Entries supplied:

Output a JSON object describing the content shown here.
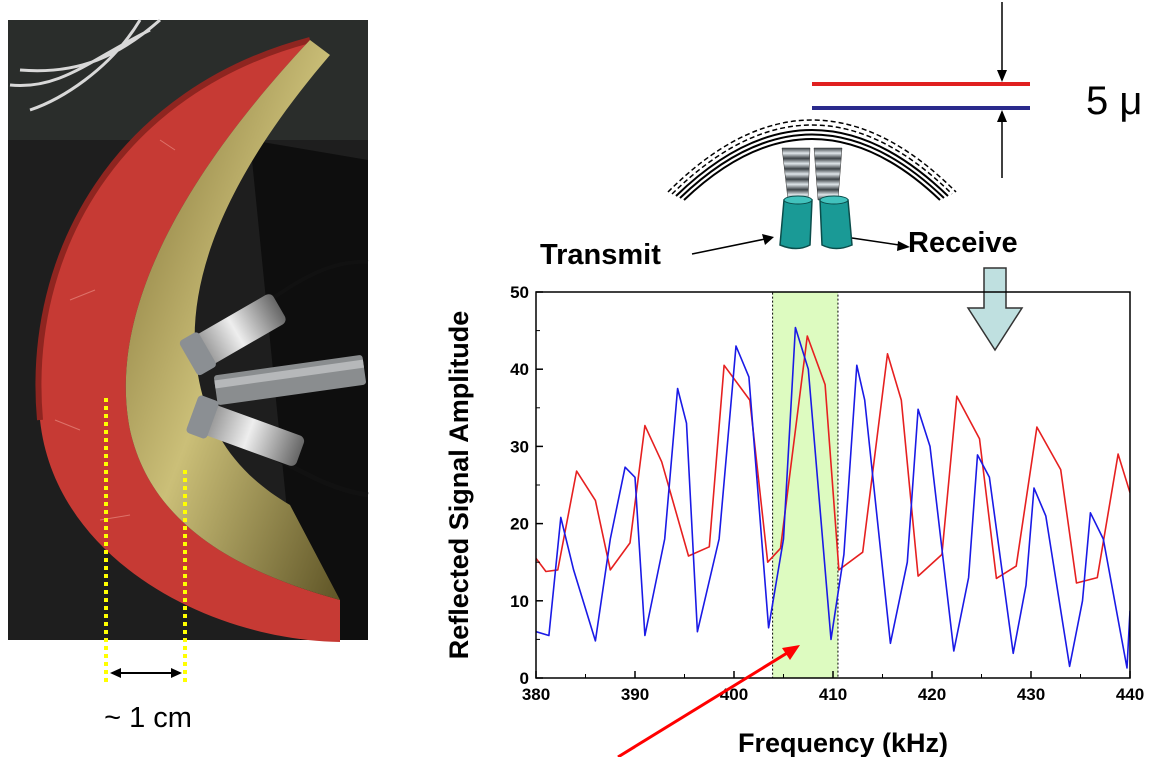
{
  "photo": {
    "scale_label": "~ 1 cm",
    "colors": {
      "shell": "#c63a34",
      "shell_shadow": "#8f2520",
      "inner_surface": "#b9ab5a",
      "background": "#1e1e1e",
      "marker": "#ffff00"
    }
  },
  "diagram": {
    "thickness_label": "5 μ",
    "transmit_label": "Transmit",
    "receive_label": "Receive",
    "colors": {
      "red_line": "#e02020",
      "blue_line": "#2a2a8c",
      "transducer": "#1a9a96",
      "down_arrow": "#bfe0e0"
    }
  },
  "chart_data": {
    "type": "line",
    "title": "",
    "xlabel": "Frequency (kHz)",
    "ylabel": "Reflected Signal Amplitude",
    "xlim": [
      380,
      440
    ],
    "ylim": [
      0,
      50
    ],
    "xticks": [
      380,
      390,
      400,
      410,
      420,
      430,
      440
    ],
    "yticks": [
      0,
      10,
      20,
      30,
      40,
      50
    ],
    "grid": false,
    "highlight_region": {
      "x": [
        403.9,
        410.5
      ],
      "color": "#ddfbc0"
    },
    "series": [
      {
        "color": "#e62020",
        "x": [
          380,
          381.0,
          382.2,
          384.1,
          386.0,
          387.5,
          389.5,
          391.0,
          392.7,
          395.4,
          397.5,
          399.0,
          401.6,
          403.4,
          404.7,
          407.4,
          409.2,
          410.6,
          413.0,
          415.5,
          416.9,
          418.6,
          421.0,
          422.5,
          424.8,
          426.5,
          428.5,
          430.6,
          433.0,
          434.6,
          436.7,
          438.8,
          440
        ],
        "values": [
          15.5,
          13.8,
          14.0,
          26.8,
          23.0,
          14.0,
          17.5,
          32.7,
          28.0,
          15.8,
          17.0,
          40.5,
          36.0,
          15.0,
          16.8,
          44.3,
          38.0,
          14.0,
          16.3,
          42.0,
          36.0,
          13.2,
          16.0,
          36.5,
          31.0,
          12.9,
          14.5,
          32.5,
          27.0,
          12.3,
          13.0,
          29.0,
          24.0
        ]
      },
      {
        "color": "#1a1ae6",
        "x": [
          380,
          381.3,
          382.5,
          383.8,
          386.0,
          387.5,
          389.0,
          390.0,
          391.0,
          393.0,
          394.3,
          395.2,
          396.3,
          398.5,
          400.2,
          401.5,
          403.5,
          405.0,
          406.2,
          407.5,
          409.8,
          411.1,
          412.4,
          413.2,
          415.8,
          417.5,
          418.6,
          419.8,
          422.2,
          423.7,
          424.6,
          425.8,
          428.2,
          429.5,
          430.3,
          431.5,
          433.9,
          435.2,
          436.0,
          437.3,
          439.7,
          440
        ],
        "values": [
          6.0,
          5.5,
          20.8,
          14.0,
          4.8,
          18.0,
          27.3,
          26.0,
          5.5,
          18.0,
          37.5,
          33.0,
          6.0,
          18.0,
          43.0,
          39.0,
          6.5,
          18.0,
          45.4,
          40.0,
          5.0,
          16.0,
          40.5,
          36.0,
          4.5,
          15.0,
          34.8,
          30.0,
          3.5,
          13.0,
          28.9,
          26.0,
          3.2,
          12.0,
          24.6,
          21.0,
          1.5,
          10.0,
          21.4,
          18.0,
          1.3,
          8.7
        ]
      }
    ]
  }
}
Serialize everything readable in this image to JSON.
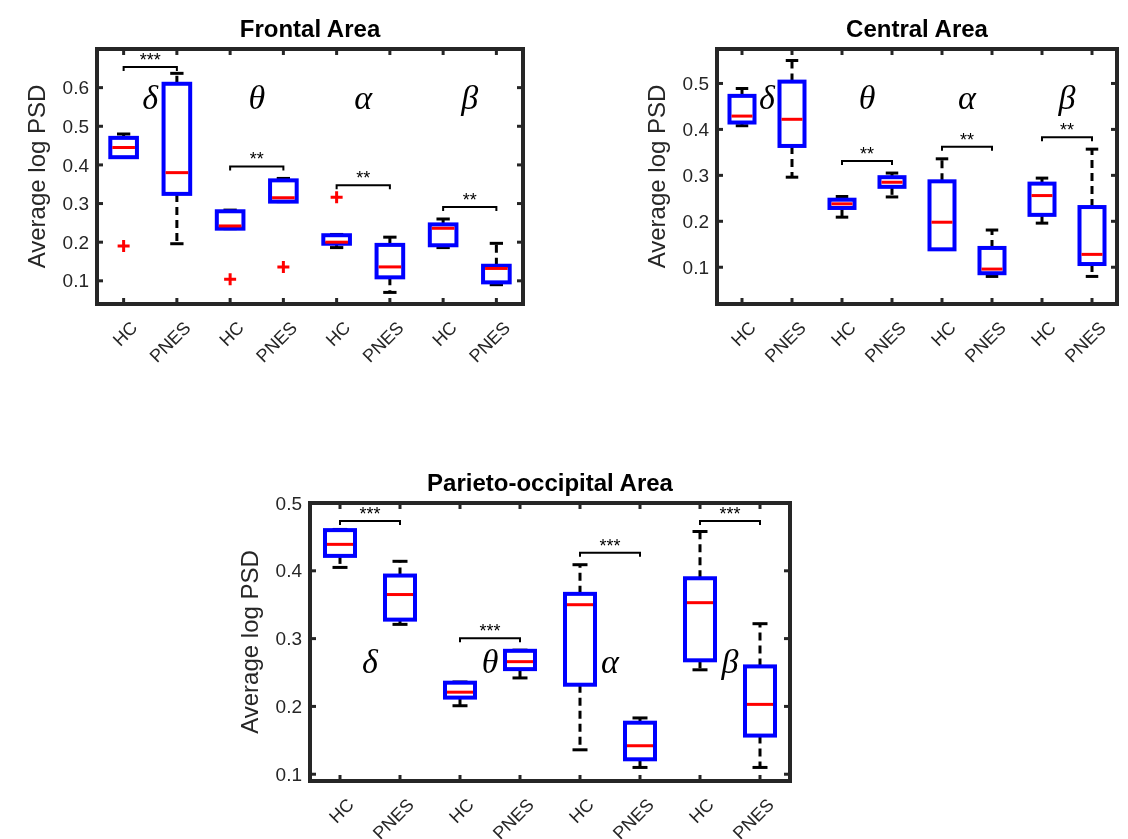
{
  "chart_data": [
    {
      "type": "box",
      "title": "Frontal Area",
      "ylabel": "Average log PSD",
      "categories": [
        "HC",
        "PNES",
        "HC",
        "PNES",
        "HC",
        "PNES",
        "HC",
        "PNES"
      ],
      "ylim": [
        0.04,
        0.7
      ],
      "yticks": [
        0.1,
        0.2,
        0.3,
        0.4,
        0.5,
        0.6
      ],
      "color": "#0000ff",
      "boxes": [
        {
          "low": 0.42,
          "q1": 0.42,
          "median": 0.445,
          "q3": 0.47,
          "high": 0.48,
          "outliers": [
            0.19
          ]
        },
        {
          "low": 0.196,
          "q1": 0.325,
          "median": 0.38,
          "q3": 0.61,
          "high": 0.637
        },
        {
          "low": 0.235,
          "q1": 0.235,
          "median": 0.242,
          "q3": 0.28,
          "high": 0.283,
          "outliers": [
            0.104
          ]
        },
        {
          "low": 0.305,
          "q1": 0.305,
          "median": 0.315,
          "q3": 0.36,
          "high": 0.365,
          "outliers": [
            0.136
          ]
        },
        {
          "low": 0.186,
          "q1": 0.196,
          "median": 0.2,
          "q3": 0.218,
          "high": 0.22,
          "outliers": [
            0.316
          ]
        },
        {
          "low": 0.07,
          "q1": 0.109,
          "median": 0.136,
          "q3": 0.193,
          "high": 0.213
        },
        {
          "low": 0.186,
          "q1": 0.192,
          "median": 0.236,
          "q3": 0.246,
          "high": 0.26
        },
        {
          "low": 0.09,
          "q1": 0.096,
          "median": 0.132,
          "q3": 0.139,
          "high": 0.197
        }
      ],
      "annotations": [
        "δ",
        "θ",
        "α",
        "β",
        "***",
        "**",
        "**",
        "**"
      ]
    },
    {
      "type": "box",
      "title": "Central Area",
      "ylabel": "Average log PSD",
      "categories": [
        "HC",
        "PNES",
        "HC",
        "PNES",
        "HC",
        "PNES",
        "HC",
        "PNES"
      ],
      "ylim": [
        0.02,
        0.575
      ],
      "yticks": [
        0.1,
        0.2,
        0.3,
        0.4,
        0.5
      ],
      "color": "#0000ff",
      "boxes": [
        {
          "low": 0.408,
          "q1": 0.415,
          "median": 0.429,
          "q3": 0.473,
          "high": 0.489
        },
        {
          "low": 0.296,
          "q1": 0.364,
          "median": 0.422,
          "q3": 0.504,
          "high": 0.55
        },
        {
          "low": 0.209,
          "q1": 0.229,
          "median": 0.238,
          "q3": 0.247,
          "high": 0.254
        },
        {
          "low": 0.253,
          "q1": 0.275,
          "median": 0.285,
          "q3": 0.296,
          "high": 0.305
        },
        {
          "low": 0.139,
          "q1": 0.139,
          "median": 0.198,
          "q3": 0.287,
          "high": 0.336
        },
        {
          "low": 0.08,
          "q1": 0.087,
          "median": 0.096,
          "q3": 0.142,
          "high": 0.181
        },
        {
          "low": 0.196,
          "q1": 0.214,
          "median": 0.256,
          "q3": 0.282,
          "high": 0.294
        },
        {
          "low": 0.08,
          "q1": 0.107,
          "median": 0.128,
          "q3": 0.231,
          "high": 0.357
        }
      ],
      "annotations": [
        "δ",
        "θ",
        "α",
        "β",
        "**",
        "**",
        "**"
      ]
    },
    {
      "type": "box",
      "title": "Parieto-occipital Area",
      "ylabel": "Average log PSD",
      "categories": [
        "HC",
        "PNES",
        "HC",
        "PNES",
        "HC",
        "PNES",
        "HC",
        "PNES"
      ],
      "ylim": [
        0.09,
        0.5
      ],
      "yticks": [
        0.1,
        0.2,
        0.3,
        0.4,
        0.5
      ],
      "color": "#0000ff",
      "boxes": [
        {
          "low": 0.405,
          "q1": 0.422,
          "median": 0.439,
          "q3": 0.46,
          "high": 0.461
        },
        {
          "low": 0.321,
          "q1": 0.328,
          "median": 0.365,
          "q3": 0.393,
          "high": 0.414
        },
        {
          "low": 0.201,
          "q1": 0.213,
          "median": 0.221,
          "q3": 0.235,
          "high": 0.236
        },
        {
          "low": 0.242,
          "q1": 0.255,
          "median": 0.266,
          "q3": 0.282,
          "high": 0.283
        },
        {
          "low": 0.136,
          "q1": 0.232,
          "median": 0.35,
          "q3": 0.366,
          "high": 0.409
        },
        {
          "low": 0.11,
          "q1": 0.122,
          "median": 0.142,
          "q3": 0.176,
          "high": 0.183
        },
        {
          "low": 0.254,
          "q1": 0.268,
          "median": 0.353,
          "q3": 0.389,
          "high": 0.458
        },
        {
          "low": 0.11,
          "q1": 0.157,
          "median": 0.203,
          "q3": 0.259,
          "high": 0.322
        }
      ],
      "annotations": [
        "δ",
        "θ",
        "α",
        "β",
        "***",
        "***",
        "***",
        "***"
      ]
    }
  ]
}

Work required:
From the listing above, pick out each line where the word "JSON" appears.

Output of the exercise:
Output a JSON object describing the content shown here.
Serialize everything readable in this image to JSON.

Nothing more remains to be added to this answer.